:: EXTRACTED ENTRIES
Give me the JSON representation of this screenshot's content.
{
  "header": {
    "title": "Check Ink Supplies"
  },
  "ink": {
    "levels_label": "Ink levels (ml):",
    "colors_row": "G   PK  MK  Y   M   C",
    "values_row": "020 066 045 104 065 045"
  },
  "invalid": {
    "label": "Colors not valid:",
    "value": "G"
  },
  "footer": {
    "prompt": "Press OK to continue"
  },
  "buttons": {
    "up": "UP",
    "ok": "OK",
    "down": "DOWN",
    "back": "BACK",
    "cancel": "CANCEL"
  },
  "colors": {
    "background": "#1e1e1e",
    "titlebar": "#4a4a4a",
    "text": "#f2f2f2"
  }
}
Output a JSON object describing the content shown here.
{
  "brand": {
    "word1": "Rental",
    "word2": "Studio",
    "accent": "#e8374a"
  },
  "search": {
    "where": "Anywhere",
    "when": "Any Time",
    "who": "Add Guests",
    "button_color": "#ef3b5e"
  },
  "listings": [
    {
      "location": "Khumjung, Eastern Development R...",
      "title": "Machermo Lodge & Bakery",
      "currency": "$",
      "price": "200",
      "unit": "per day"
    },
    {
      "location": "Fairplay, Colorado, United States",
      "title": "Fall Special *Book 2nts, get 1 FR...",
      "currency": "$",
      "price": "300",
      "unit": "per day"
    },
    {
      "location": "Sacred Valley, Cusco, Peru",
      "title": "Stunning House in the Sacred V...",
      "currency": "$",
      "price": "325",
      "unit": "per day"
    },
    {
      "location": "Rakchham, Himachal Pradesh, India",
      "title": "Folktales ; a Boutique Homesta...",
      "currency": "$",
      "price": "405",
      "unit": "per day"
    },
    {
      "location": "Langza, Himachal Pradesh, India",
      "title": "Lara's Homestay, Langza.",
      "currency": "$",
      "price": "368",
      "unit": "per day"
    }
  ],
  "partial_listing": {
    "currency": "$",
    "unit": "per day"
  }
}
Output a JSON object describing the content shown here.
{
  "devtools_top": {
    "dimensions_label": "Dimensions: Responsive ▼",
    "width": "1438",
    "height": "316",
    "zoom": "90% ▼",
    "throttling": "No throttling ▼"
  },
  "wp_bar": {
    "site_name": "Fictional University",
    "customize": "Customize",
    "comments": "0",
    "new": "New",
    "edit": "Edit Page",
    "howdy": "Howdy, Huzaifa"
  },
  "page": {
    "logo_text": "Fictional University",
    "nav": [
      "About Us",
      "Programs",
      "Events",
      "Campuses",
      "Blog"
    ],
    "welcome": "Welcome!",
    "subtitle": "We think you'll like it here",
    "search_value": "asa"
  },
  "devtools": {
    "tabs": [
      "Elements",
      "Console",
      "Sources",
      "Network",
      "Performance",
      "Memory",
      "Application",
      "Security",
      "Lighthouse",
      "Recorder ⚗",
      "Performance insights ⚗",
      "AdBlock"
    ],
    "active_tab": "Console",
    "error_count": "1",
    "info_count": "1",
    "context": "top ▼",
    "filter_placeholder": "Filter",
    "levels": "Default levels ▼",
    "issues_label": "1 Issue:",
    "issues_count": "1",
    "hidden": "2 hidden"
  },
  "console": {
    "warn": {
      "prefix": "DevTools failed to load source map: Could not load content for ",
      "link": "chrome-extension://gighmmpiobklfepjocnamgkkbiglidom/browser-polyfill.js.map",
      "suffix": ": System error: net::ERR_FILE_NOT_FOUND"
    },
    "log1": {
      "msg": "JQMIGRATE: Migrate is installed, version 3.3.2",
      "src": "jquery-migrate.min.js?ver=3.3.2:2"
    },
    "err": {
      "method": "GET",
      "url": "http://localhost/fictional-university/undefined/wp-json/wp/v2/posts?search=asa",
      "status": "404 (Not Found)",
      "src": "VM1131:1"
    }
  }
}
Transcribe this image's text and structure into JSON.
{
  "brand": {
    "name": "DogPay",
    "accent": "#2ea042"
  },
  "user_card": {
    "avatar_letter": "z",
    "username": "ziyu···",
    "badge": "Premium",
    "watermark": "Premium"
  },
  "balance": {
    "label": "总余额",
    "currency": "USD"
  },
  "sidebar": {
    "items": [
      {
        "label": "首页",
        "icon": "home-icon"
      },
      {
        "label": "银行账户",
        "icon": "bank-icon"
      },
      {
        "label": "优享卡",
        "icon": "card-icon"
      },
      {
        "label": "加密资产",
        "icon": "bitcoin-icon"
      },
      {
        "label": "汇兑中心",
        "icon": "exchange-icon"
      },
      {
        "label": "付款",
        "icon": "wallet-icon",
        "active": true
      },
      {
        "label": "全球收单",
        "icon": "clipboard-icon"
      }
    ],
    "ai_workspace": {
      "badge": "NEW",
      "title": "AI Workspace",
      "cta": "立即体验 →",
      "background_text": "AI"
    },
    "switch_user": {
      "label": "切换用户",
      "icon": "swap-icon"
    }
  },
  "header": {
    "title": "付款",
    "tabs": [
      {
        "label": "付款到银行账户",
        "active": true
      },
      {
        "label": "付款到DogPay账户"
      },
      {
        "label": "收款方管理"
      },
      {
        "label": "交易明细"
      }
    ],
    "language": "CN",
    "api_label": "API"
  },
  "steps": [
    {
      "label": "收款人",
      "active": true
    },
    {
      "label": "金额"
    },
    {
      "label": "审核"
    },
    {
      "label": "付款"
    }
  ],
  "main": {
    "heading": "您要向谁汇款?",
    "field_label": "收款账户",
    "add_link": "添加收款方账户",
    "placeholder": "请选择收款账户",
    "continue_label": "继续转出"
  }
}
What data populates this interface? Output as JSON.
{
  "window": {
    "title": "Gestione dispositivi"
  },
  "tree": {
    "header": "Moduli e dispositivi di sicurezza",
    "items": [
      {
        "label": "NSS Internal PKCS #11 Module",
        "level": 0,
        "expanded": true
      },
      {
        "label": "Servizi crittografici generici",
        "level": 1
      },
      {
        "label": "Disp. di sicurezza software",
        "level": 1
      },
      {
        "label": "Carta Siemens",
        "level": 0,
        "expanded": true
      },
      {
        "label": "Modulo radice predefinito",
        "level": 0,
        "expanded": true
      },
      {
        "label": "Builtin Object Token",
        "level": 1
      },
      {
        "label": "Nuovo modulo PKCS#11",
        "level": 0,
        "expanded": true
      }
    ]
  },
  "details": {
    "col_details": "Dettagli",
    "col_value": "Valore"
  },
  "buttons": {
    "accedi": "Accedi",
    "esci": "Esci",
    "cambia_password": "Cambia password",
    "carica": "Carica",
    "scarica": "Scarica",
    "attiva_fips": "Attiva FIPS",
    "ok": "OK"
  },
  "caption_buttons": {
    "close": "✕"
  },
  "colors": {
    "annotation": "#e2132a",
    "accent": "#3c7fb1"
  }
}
::::
→ **EXERCISE DIRECTIONS**
Every record shown above should be written out again exactly.

→ **WRITTEN RESPONSE**
Give me the JSON representation of this screenshot's content.
{
  "header": {
    "title": "Check Ink Supplies"
  },
  "ink": {
    "levels_label": "Ink levels (ml):",
    "colors_row": "G   PK  MK  Y   M   C",
    "values_row": "020 066 045 104 065 045"
  },
  "invalid": {
    "label": "Colors not valid:",
    "value": "G"
  },
  "footer": {
    "prompt": "Press OK to continue"
  },
  "buttons": {
    "up": "UP",
    "ok": "OK",
    "down": "DOWN",
    "back": "BACK",
    "cancel": "CANCEL"
  },
  "colors": {
    "background": "#1e1e1e",
    "titlebar": "#4a4a4a",
    "text": "#f2f2f2"
  }
}
Output a JSON object describing the content shown here.
{
  "brand": {
    "word1": "Rental",
    "word2": "Studio",
    "accent": "#e8374a"
  },
  "search": {
    "where": "Anywhere",
    "when": "Any Time",
    "who": "Add Guests",
    "button_color": "#ef3b5e"
  },
  "listings": [
    {
      "location": "Khumjung, Eastern Development R...",
      "title": "Machermo Lodge & Bakery",
      "currency": "$",
      "price": "200",
      "unit": "per day"
    },
    {
      "location": "Fairplay, Colorado, United States",
      "title": "Fall Special *Book 2nts, get 1 FR...",
      "currency": "$",
      "price": "300",
      "unit": "per day"
    },
    {
      "location": "Sacred Valley, Cusco, Peru",
      "title": "Stunning House in the Sacred V...",
      "currency": "$",
      "price": "325",
      "unit": "per day"
    },
    {
      "location": "Rakchham, Himachal Pradesh, India",
      "title": "Folktales ; a Boutique Homesta...",
      "currency": "$",
      "price": "405",
      "unit": "per day"
    },
    {
      "location": "Langza, Himachal Pradesh, India",
      "title": "Lara's Homestay, Langza.",
      "currency": "$",
      "price": "368",
      "unit": "per day"
    }
  ],
  "partial_listing": {
    "currency": "$",
    "unit": "per day"
  }
}
Output a JSON object describing the content shown here.
{
  "devtools_top": {
    "dimensions_label": "Dimensions: Responsive ▼",
    "width": "1438",
    "height": "316",
    "zoom": "90% ▼",
    "throttling": "No throttling ▼"
  },
  "wp_bar": {
    "site_name": "Fictional University",
    "customize": "Customize",
    "comments": "0",
    "new": "New",
    "edit": "Edit Page",
    "howdy": "Howdy, Huzaifa"
  },
  "page": {
    "logo_text": "Fictional University",
    "nav": [
      "About Us",
      "Programs",
      "Events",
      "Campuses",
      "Blog"
    ],
    "welcome": "Welcome!",
    "subtitle": "We think you'll like it here",
    "search_value": "asa"
  },
  "devtools": {
    "tabs": [
      "Elements",
      "Console",
      "Sources",
      "Network",
      "Performance",
      "Memory",
      "Application",
      "Security",
      "Lighthouse",
      "Recorder ⚗",
      "Performance insights ⚗",
      "AdBlock"
    ],
    "active_tab": "Console",
    "error_count": "1",
    "info_count": "1",
    "context": "top ▼",
    "filter_placeholder": "Filter",
    "levels": "Default levels ▼",
    "issues_label": "1 Issue:",
    "issues_count": "1",
    "hidden": "2 hidden"
  },
  "console": {
    "warn": {
      "prefix": "DevTools failed to load source map: Could not load content for ",
      "link": "chrome-extension://gighmmpiobklfepjocnamgkkbiglidom/browser-polyfill.js.map",
      "suffix": ": System error: net::ERR_FILE_NOT_FOUND"
    },
    "log1": {
      "msg": "JQMIGRATE: Migrate is installed, version 3.3.2",
      "src": "jquery-migrate.min.js?ver=3.3.2:2"
    },
    "err": {
      "method": "GET",
      "url": "http://localhost/fictional-university/undefined/wp-json/wp/v2/posts?search=asa",
      "status": "404 (Not Found)",
      "src": "VM1131:1"
    }
  }
}
Transcribe this image's text and structure into JSON.
{
  "brand": {
    "name": "DogPay",
    "accent": "#2ea042"
  },
  "user_card": {
    "avatar_letter": "z",
    "username": "ziyu···",
    "badge": "Premium",
    "watermark": "Premium"
  },
  "balance": {
    "label": "总余额",
    "currency": "USD"
  },
  "sidebar": {
    "items": [
      {
        "label": "首页",
        "icon": "home-icon"
      },
      {
        "label": "银行账户",
        "icon": "bank-icon"
      },
      {
        "label": "优享卡",
        "icon": "card-icon"
      },
      {
        "label": "加密资产",
        "icon": "bitcoin-icon"
      },
      {
        "label": "汇兑中心",
        "icon": "exchange-icon"
      },
      {
        "label": "付款",
        "icon": "wallet-icon",
        "active": true
      },
      {
        "label": "全球收单",
        "icon": "clipboard-icon"
      }
    ],
    "ai_workspace": {
      "badge": "NEW",
      "title": "AI Workspace",
      "cta": "立即体验 →",
      "background_text": "AI"
    },
    "switch_user": {
      "label": "切换用户",
      "icon": "swap-icon"
    }
  },
  "header": {
    "title": "付款",
    "tabs": [
      {
        "label": "付款到银行账户",
        "active": true
      },
      {
        "label": "付款到DogPay账户"
      },
      {
        "label": "收款方管理"
      },
      {
        "label": "交易明细"
      }
    ],
    "language": "CN",
    "api_label": "API"
  },
  "steps": [
    {
      "label": "收款人",
      "active": true
    },
    {
      "label": "金额"
    },
    {
      "label": "审核"
    },
    {
      "label": "付款"
    }
  ],
  "main": {
    "heading": "您要向谁汇款?",
    "field_label": "收款账户",
    "add_link": "添加收款方账户",
    "placeholder": "请选择收款账户",
    "continue_label": "继续转出"
  }
}
What data populates this interface? Output as JSON.
{
  "window": {
    "title": "Gestione dispositivi"
  },
  "tree": {
    "header": "Moduli e dispositivi di sicurezza",
    "items": [
      {
        "label": "NSS Internal PKCS #11 Module",
        "level": 0,
        "expanded": true
      },
      {
        "label": "Servizi crittografici generici",
        "level": 1
      },
      {
        "label": "Disp. di sicurezza software",
        "level": 1
      },
      {
        "label": "Carta Siemens",
        "level": 0,
        "expanded": true
      },
      {
        "label": "Modulo radice predefinito",
        "level": 0,
        "expanded": true
      },
      {
        "label": "Builtin Object Token",
        "level": 1
      },
      {
        "label": "Nuovo modulo PKCS#11",
        "level": 0,
        "expanded": true
      }
    ]
  },
  "details": {
    "col_details": "Dettagli",
    "col_value": "Valore"
  },
  "buttons": {
    "accedi": "Accedi",
    "esci": "Esci",
    "cambia_password": "Cambia password",
    "carica": "Carica",
    "scarica": "Scarica",
    "attiva_fips": "Attiva FIPS",
    "ok": "OK"
  },
  "caption_buttons": {
    "close": "✕"
  },
  "colors": {
    "annotation": "#e2132a",
    "accent": "#3c7fb1"
  }
}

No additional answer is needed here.